TASK PROMPT:
Extract all lines from the data beneath that include the word "月々の返済額".

.....

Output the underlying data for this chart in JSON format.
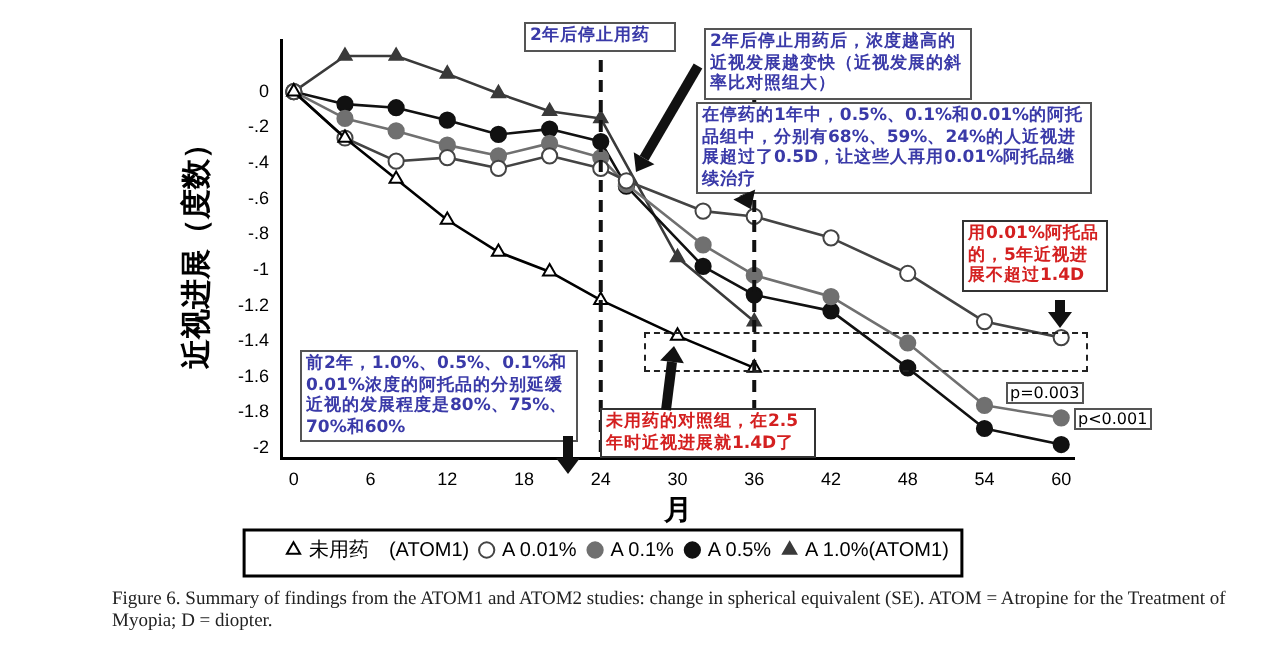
{
  "chart_data": {
    "type": "line",
    "xlabel": "月",
    "ylabel": "近视进展（度数）",
    "xlim": [
      -1,
      61
    ],
    "xticks": [
      0,
      6,
      12,
      18,
      24,
      30,
      36,
      42,
      48,
      54,
      60
    ],
    "ylim": [
      -2.06,
      0.29
    ],
    "yticks": [
      0,
      {
        "value": -0.2,
        "label": "-.2"
      },
      {
        "value": -0.4,
        "label": "-.4"
      },
      {
        "value": -0.6,
        "label": "-.6"
      },
      {
        "value": -0.8,
        "label": "-.8"
      },
      -1,
      -1.2,
      -1.4,
      -1.6,
      -1.8,
      -2
    ],
    "line_style": "solid",
    "grid": false,
    "legend": "bottom",
    "series": [
      {
        "name": "未用药　(ATOM1)",
        "color": "#000000",
        "marker": "triangle",
        "x": [
          0,
          4,
          8,
          12,
          16,
          20,
          24,
          30,
          36
        ],
        "values": [
          0,
          -0.26,
          -0.49,
          -0.72,
          -0.9,
          -1.01,
          -1.17,
          -1.37,
          -1.55
        ]
      },
      {
        "name": "A 0.01%",
        "color": "#444444",
        "marker": "circle",
        "x": [
          0,
          4,
          8,
          12,
          16,
          20,
          24,
          26,
          32,
          36,
          42,
          48,
          54,
          60
        ],
        "values": [
          0,
          -0.26,
          -0.39,
          -0.37,
          -0.43,
          -0.36,
          -0.43,
          -0.5,
          -0.67,
          -0.7,
          -0.82,
          -1.02,
          -1.29,
          -1.38
        ]
      },
      {
        "name": "A 0.1%",
        "color": "#707070",
        "marker": "circle",
        "x": [
          0,
          4,
          8,
          12,
          16,
          20,
          24,
          26,
          32,
          36,
          42,
          48,
          54,
          60
        ],
        "values": [
          0,
          -0.15,
          -0.22,
          -0.3,
          -0.36,
          -0.29,
          -0.37,
          -0.52,
          -0.86,
          -1.03,
          -1.15,
          -1.41,
          -1.76,
          -1.83
        ]
      },
      {
        "name": "A 0.5%",
        "color": "#111111",
        "marker": "circle",
        "x": [
          0,
          4,
          8,
          12,
          16,
          20,
          24,
          26,
          32,
          36,
          42,
          48,
          54,
          60
        ],
        "values": [
          0,
          -0.07,
          -0.09,
          -0.16,
          -0.24,
          -0.21,
          -0.28,
          -0.53,
          -0.98,
          -1.14,
          -1.23,
          -1.55,
          -1.89,
          -1.98
        ]
      },
      {
        "name": "A 1.0%(ATOM1)",
        "color": "#3a3a3a",
        "marker": "triangle",
        "x": [
          0,
          4,
          8,
          12,
          16,
          20,
          24,
          30,
          36
        ],
        "values": [
          0,
          0.2,
          0.2,
          0.1,
          -0.01,
          -0.11,
          -0.15,
          -0.93,
          -1.29
        ]
      }
    ],
    "ref_lines": [
      {
        "axis": "x",
        "value": 24,
        "line_style": "dashed"
      },
      {
        "axis": "x",
        "value": 36,
        "line_style": "dashed"
      }
    ],
    "annotations": [
      "2年后停止用药",
      "2年后停止用药后，浓度越高的近视发展越变快（近视发展的斜率比对照组大）",
      {
        "text": "在停药的1年中，0.5%、0.1%和0.01%的阿托品组中，分别有68%、59%、24%的人近视进展超过了0.5D，让这些人再用0.01%阿托品继续治疗",
        "x": 36,
        "y": -0.7
      },
      "用0.01%阿托品的，5年近视进展不超过1.4D",
      "前2年，1.0%、0.5%、0.1%和0.01%浓度的阿托品的分别延缓近视的发展程度是80%、75%、70%和60%",
      "未用药的对照组，在2.5年时近视进展就1.4D了",
      "p=0.003",
      "p<0.001",
      "Figure 6. Summary of findings from the ATOM1 and ATOM2 studies: change in spherical equivalent (SE). ATOM = Atropine for the Treatment of Myopia; D = diopter."
    ]
  }
}
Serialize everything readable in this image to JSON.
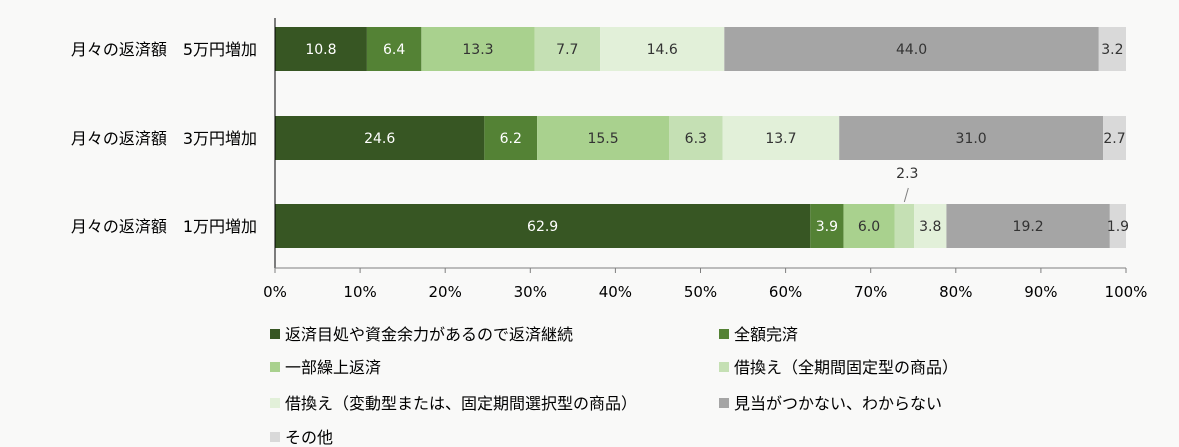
{
  "colors": {
    "background": "#f9f9f8",
    "axis": "#000000",
    "dark_label": "#333333",
    "light_label": "#ffffff"
  },
  "chart_data": {
    "type": "bar",
    "orientation": "horizontal",
    "stacked": true,
    "categories": [
      "月々の返済額　5万円増加",
      "月々の返済額　3万円増加",
      "月々の返済額　1万円増加"
    ],
    "xlim": [
      0,
      100
    ],
    "x_ticks": [
      "0%",
      "10%",
      "20%",
      "30%",
      "40%",
      "50%",
      "60%",
      "70%",
      "80%",
      "90%",
      "100%"
    ],
    "grid": false,
    "legend_position": "bottom",
    "series": [
      {
        "name": "返済目処や資金余力があるので返済継続",
        "color": "#375623",
        "label_color": "#ffffff",
        "values": [
          10.8,
          24.6,
          62.9
        ]
      },
      {
        "name": "全額完済",
        "color": "#548235",
        "label_color": "#ffffff",
        "values": [
          6.4,
          6.2,
          3.9
        ]
      },
      {
        "name": "一部繰上返済",
        "color": "#a9d18e",
        "label_color": "#333333",
        "values": [
          13.3,
          15.5,
          6.0
        ]
      },
      {
        "name": "借換え（全期間固定型の商品）",
        "color": "#c5e0b4",
        "label_color": "#333333",
        "values": [
          7.7,
          6.3,
          2.3
        ]
      },
      {
        "name": "借換え（変動型または、固定期間選択型の商品）",
        "color": "#e2f0d9",
        "label_color": "#333333",
        "values": [
          14.6,
          13.7,
          3.8
        ]
      },
      {
        "name": "見当がつかない、わからない",
        "color": "#a5a5a5",
        "label_color": "#333333",
        "values": [
          44.0,
          31.0,
          19.2
        ]
      },
      {
        "name": "その他",
        "color": "#d9d9d9",
        "label_color": "#333333",
        "values": [
          3.2,
          2.7,
          1.9
        ]
      }
    ],
    "value_labels": [
      [
        "10.8",
        "6.4",
        "13.3",
        "7.7",
        "14.6",
        "44.0",
        "3.2"
      ],
      [
        "24.6",
        "6.2",
        "15.5",
        "6.3",
        "13.7",
        "31.0",
        "2.7"
      ],
      [
        "62.9",
        "3.9",
        "6.0",
        "2.3",
        "3.8",
        "19.2",
        "1.9"
      ]
    ],
    "callout": {
      "category_index": 2,
      "series_index": 3,
      "text": "2.3"
    }
  }
}
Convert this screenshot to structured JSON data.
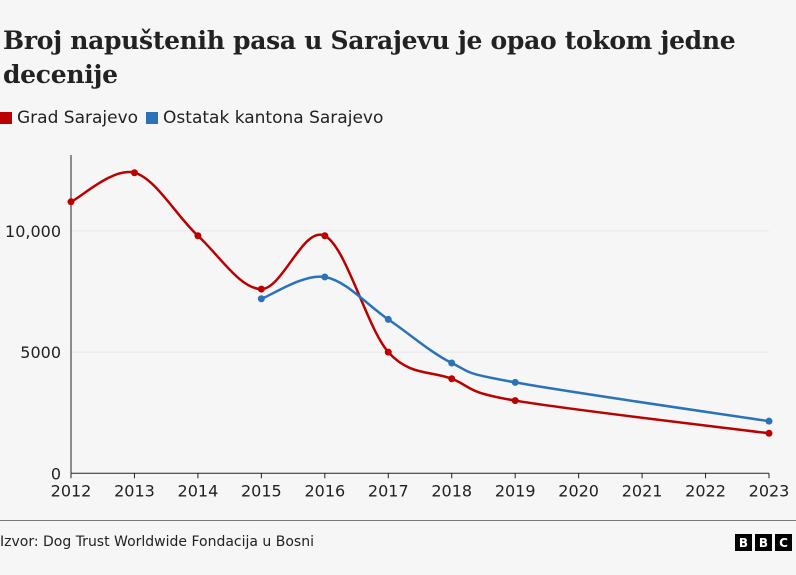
{
  "title": "Broj napuštenih pasa u Sarajevu je opao tokom jedne decenije",
  "source": "Izvor: Dog Trust Worldwide Fondacija u Bosni",
  "logo": "BBC",
  "chart_data": {
    "type": "line",
    "title": "Broj napuštenih pasa u Sarajevu je opao tokom jedne decenije",
    "x": [
      2012,
      2013,
      2014,
      2015,
      2016,
      2017,
      2018,
      2019,
      2020,
      2021,
      2022,
      2023
    ],
    "xlim": [
      2012,
      2023
    ],
    "ylim": [
      0,
      13000
    ],
    "yticks": [
      0,
      5000,
      10000
    ],
    "ytick_labels": [
      "0",
      "5000",
      "10,000"
    ],
    "grid": true,
    "legend": "top-left",
    "series": [
      {
        "name": "Grad Sarajevo",
        "color": "#bb0000",
        "points": [
          [
            2012,
            11200
          ],
          [
            2013,
            12400
          ],
          [
            2014,
            9800
          ],
          [
            2015,
            7600
          ],
          [
            2016,
            9800
          ],
          [
            2017,
            5000
          ],
          [
            2018,
            3900
          ],
          [
            2019,
            3000
          ],
          [
            2023,
            1650
          ]
        ]
      },
      {
        "name": "Ostatak kantona Sarajevo",
        "color": "#2b72b8",
        "points": [
          [
            2015,
            7200
          ],
          [
            2016,
            8100
          ],
          [
            2017,
            6350
          ],
          [
            2018,
            4550
          ],
          [
            2019,
            3750
          ],
          [
            2023,
            2150
          ]
        ]
      }
    ]
  }
}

.....

SOLUTION TO THE EXERCISE:
      "月々の返済額　5万円増加",
      "月々の返済額　3万円増加",
      "月々の返済額　1万円増加"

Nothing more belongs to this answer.